Exercise aim: Quote, verbatim, all material below, without pictures.

──────────────────────────────

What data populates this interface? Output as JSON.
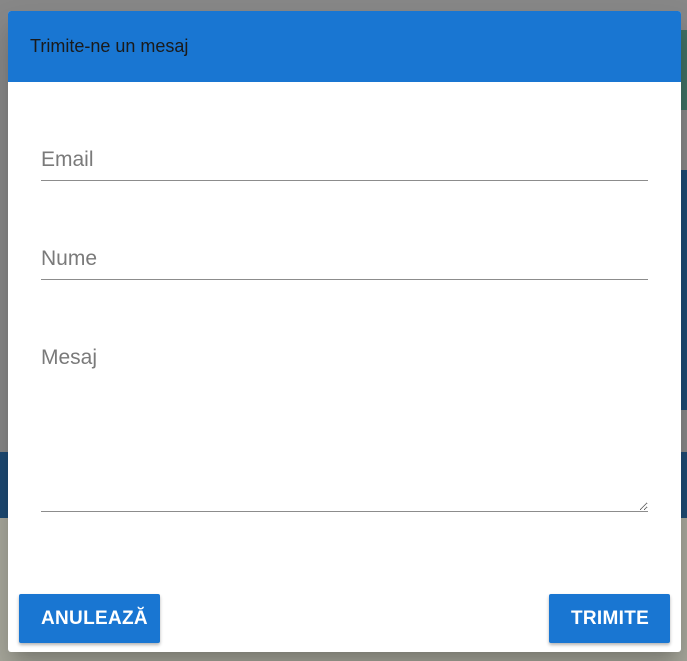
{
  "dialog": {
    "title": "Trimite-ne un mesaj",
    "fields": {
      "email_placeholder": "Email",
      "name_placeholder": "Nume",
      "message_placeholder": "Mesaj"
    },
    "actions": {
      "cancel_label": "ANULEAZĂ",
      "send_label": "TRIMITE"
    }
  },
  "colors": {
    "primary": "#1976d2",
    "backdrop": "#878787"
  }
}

──────────────────────────────

Expected answer:
What data populates this interface? Output as JSON.
{
  "dialog": {
    "title": "Trimite-ne un mesaj",
    "fields": {
      "email_placeholder": "Email",
      "name_placeholder": "Nume",
      "message_placeholder": "Mesaj"
    },
    "actions": {
      "cancel_label": "ANULEAZĂ",
      "send_label": "TRIMITE"
    }
  },
  "colors": {
    "primary": "#1976d2",
    "backdrop": "#878787"
  }
}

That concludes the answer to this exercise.